◆ Supplied data ◆
________________________
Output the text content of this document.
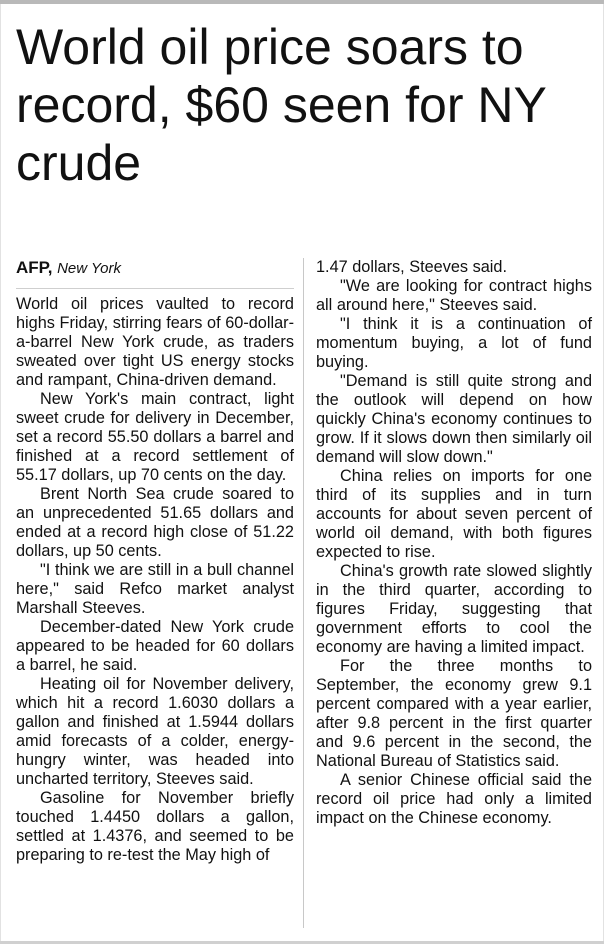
World oil price soars to record, $60 seen for NY crude
AFP, New York

World oil prices vaulted to record highs Friday, stirring fears of 60-dollar-a-barrel New York crude, as traders sweated over tight US energy stocks and rampant, China-driven demand.

New York's main contract, light sweet crude for delivery in December, set a record 55.50 dollars a barrel and finished at a record settlement of 55.17 dollars, up 70 cents on the day.

Brent North Sea crude soared to an unprecedented 51.65 dollars and ended at a record high close of 51.22 dollars, up 50 cents.

"I think we are still in a bull channel here," said Refco market analyst Marshall Steeves.

December-dated New York crude appeared to be headed for 60 dollars a barrel, he said.

Heating oil for November delivery, which hit a record 1.6030 dollars a gallon and finished at 1.5944 dollars amid forecasts of a colder, energy-hungry winter, was headed into uncharted territory, Steeves said.

Gasoline for November briefly touched 1.4450 dollars a gallon, settled at 1.4376, and seemed to be preparing to re-test the May high of

1.47 dollars, Steeves said.

"We are looking for contract highs all around here," Steeves said.

"I think it is a continuation of momentum buying, a lot of fund buying.

"Demand is still quite strong and the outlook will depend on how quickly China's economy continues to grow. If it slows down then similarly oil demand will slow down."

China relies on imports for one third of its supplies and in turn accounts for about seven percent of world oil demand, with both figures expected to rise.

China's growth rate slowed slightly in the third quarter, according to figures Friday, suggesting that government efforts to cool the economy are having a limited impact.

For the three months to September, the economy grew 9.1 percent compared with a year earlier, after 9.8 percent in the first quarter and 9.6 percent in the second, the National Bureau of Statistics said.

A senior Chinese official said the record oil price had only a limited impact on the Chinese economy.
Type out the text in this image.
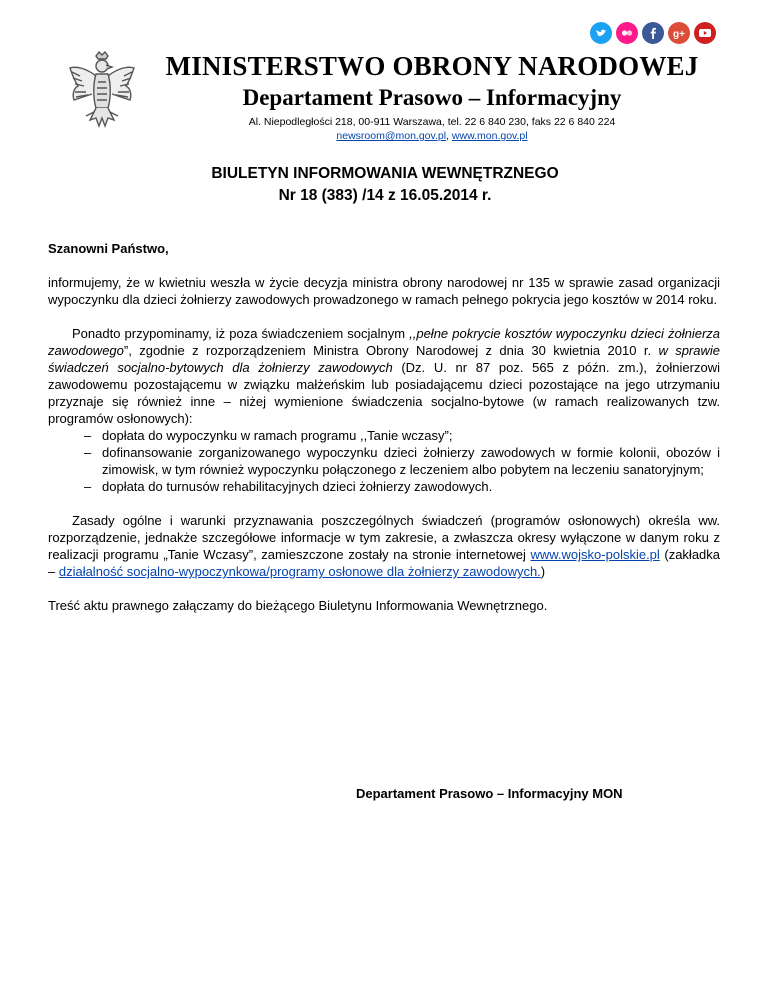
g+
MINISTERSTWO OBRONY NARODOWEJ
Departament Prasowo – Informacyjny
Al. Niepodległości 218, 00-911 Warszawa, tel. 22 6 840 230, faks 22 6 840 224
newsroom@mon.gov.pl, www.mon.gov.pl
BIULETYN INFORMOWANIA WEWNĘTRZNEGO
Nr 18 (383) /14 z 16.05.2014 r.

Szanowni Państwo,

informujemy, że w kwietniu weszła w życie decyzja ministra obrony narodowej nr 135 w sprawie zasad organizacji wypoczynku dla dzieci żołnierzy zawodowych prowadzonego w ramach pełnego pokrycia jego kosztów w 2014 roku.

Ponadto przypominamy, iż poza świadczeniem socjalnym ,,pełne pokrycie kosztów wypoczynku dzieci żołnierza zawodowego”, zgodnie z rozporządzeniem Ministra Obrony Narodowej z dnia 30 kwietnia 2010 r. w sprawie świadczeń socjalno-bytowych dla żołnierzy zawodowych (Dz. U. nr 87 poz. 565 z późn. zm.), żołnierzowi zawodowemu pozostającemu w związku małżeńskim lub posiadającemu dzieci pozostające na jego utrzymaniu przyznaje się również inne – niżej wymienione świadczenia socjalno-bytowe (w ramach realizowanych tzw. programów osłonowych):

– dopłata do wypoczynku w ramach programu ,,Tanie wczasy”;
– dofinansowanie zorganizowanego wypoczynku dzieci żołnierzy zawodowych w formie kolonii, obozów i zimowisk, w tym również wypoczynku połączonego z leczeniem albo pobytem na leczeniu sanatoryjnym;
– dopłata do turnusów rehabilitacyjnych dzieci żołnierzy zawodowych.

Zasady ogólne i warunki przyznawania poszczególnych świadczeń (programów osłonowych) określa ww. rozporządzenie, jednakże szczegółowe informacje w tym zakresie, a zwłaszcza okresy wyłączone w danym roku z realizacji programu „Tanie Wczasy”, zamieszczone zostały na stronie internetowej www.wojsko-polskie.pl (zakładka – działalność socjalno-wypoczynkowa/programy osłonowe dla żołnierzy zawodowych.)

Treść aktu prawnego załączamy do bieżącego Biuletynu Informowania Wewnętrznego.

Departament Prasowo – Informacyjny MON
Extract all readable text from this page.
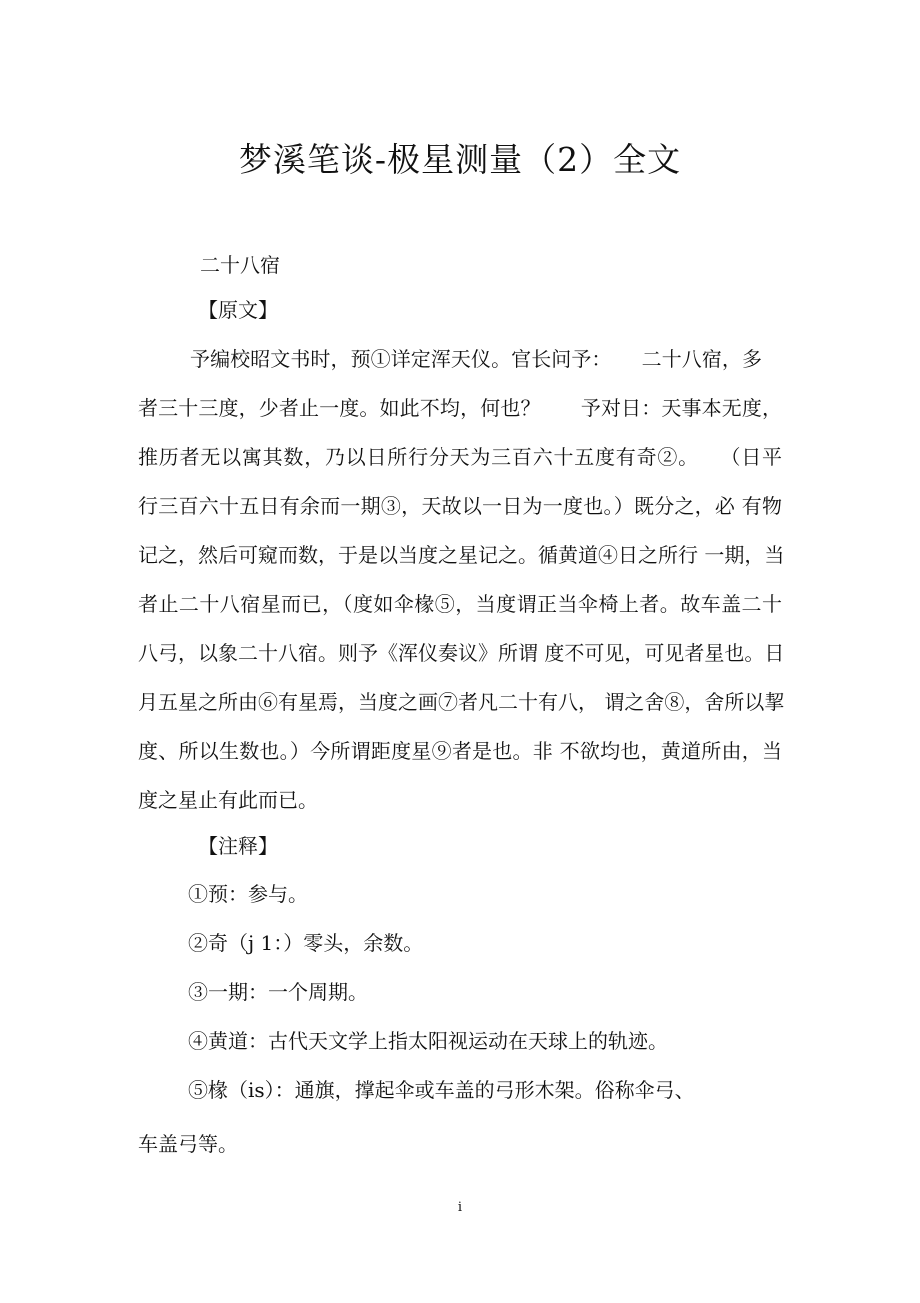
梦溪笔谈-极星测量（2）全文
二十八宿
【原文】
予编校昭文书时，预①详定浑天仪。官长问予：　　二十八宿，多
者三十三度，少者止一度。如此不均，何也？　　予对日：天事本无度，
推历者无以寓其数，乃以日所行分天为三百六十五度有奇②。　　（日平
行三百六十五日有余而一期③，天故以一日为一度也。）既分之，必 有物
记之，然后可窥而数，于是以当度之星记之。循黄道④日之所行 一期，当
者止二十八宿星而已，（度如伞椽⑤，当度谓正当伞椅上者。故车盖二十
八弓，以象二十八宿。则予《浑仪奏议》所谓 度不可见，可见者星也。日
月五星之所由⑥有星焉，当度之画⑦者凡二十有八， 谓之舍⑧，舍所以挈
度、所以生数也。）今所谓距度星⑨者是也。非 不欲均也，黄道所由，当
度之星止有此而已。
【注释】
①预：参与。
②奇（j 1：）零头，余数。
③一期：一个周期。
④黄道：古代天文学上指太阳视运动在天球上的轨迹。
⑤椽（is）：通旗，撑起伞或车盖的弓形木架。俗称伞弓、
车盖弓等。
i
________________________
◆ What to do ◆
Look over the records above and copy each line that includes the string "socjalno".

◆ Answer to the exercise ◆
Ponadto przypominamy, iż poza świadczeniem socjalnym ,,pełne pokrycie kosztów wypoczynku dzieci żołnierza zawodowego”, zgodnie z rozporządzeniem Ministra Obrony Narodowej z dnia 30 kwietnia 2010 r. w sprawie świadczeń socjalno-bytowych dla żołnierzy zawodowych (Dz. U. nr 87 poz. 565 z późn. zm.), żołnierzowi zawodowemu pozostającemu w związku małżeńskim lub posiadającemu dzieci pozostające na jego utrzymaniu przyznaje się również inne – niżej wymienione świadczenia socjalno-bytowe (w ramach realizowanych tzw. programów osłonowych):
Zasady ogólne i warunki przyznawania poszczególnych świadczeń (programów osłonowych) określa ww. rozporządzenie, jednakże szczegółowe informacje w tym zakresie, a zwłaszcza okresy wyłączone w danym roku z realizacji programu „Tanie Wczasy”, zamieszczone zostały na stronie internetowej www.wojsko-polskie.pl (zakładka – działalność socjalno-wypoczynkowa/programy osłonowe dla żołnierzy zawodowych.)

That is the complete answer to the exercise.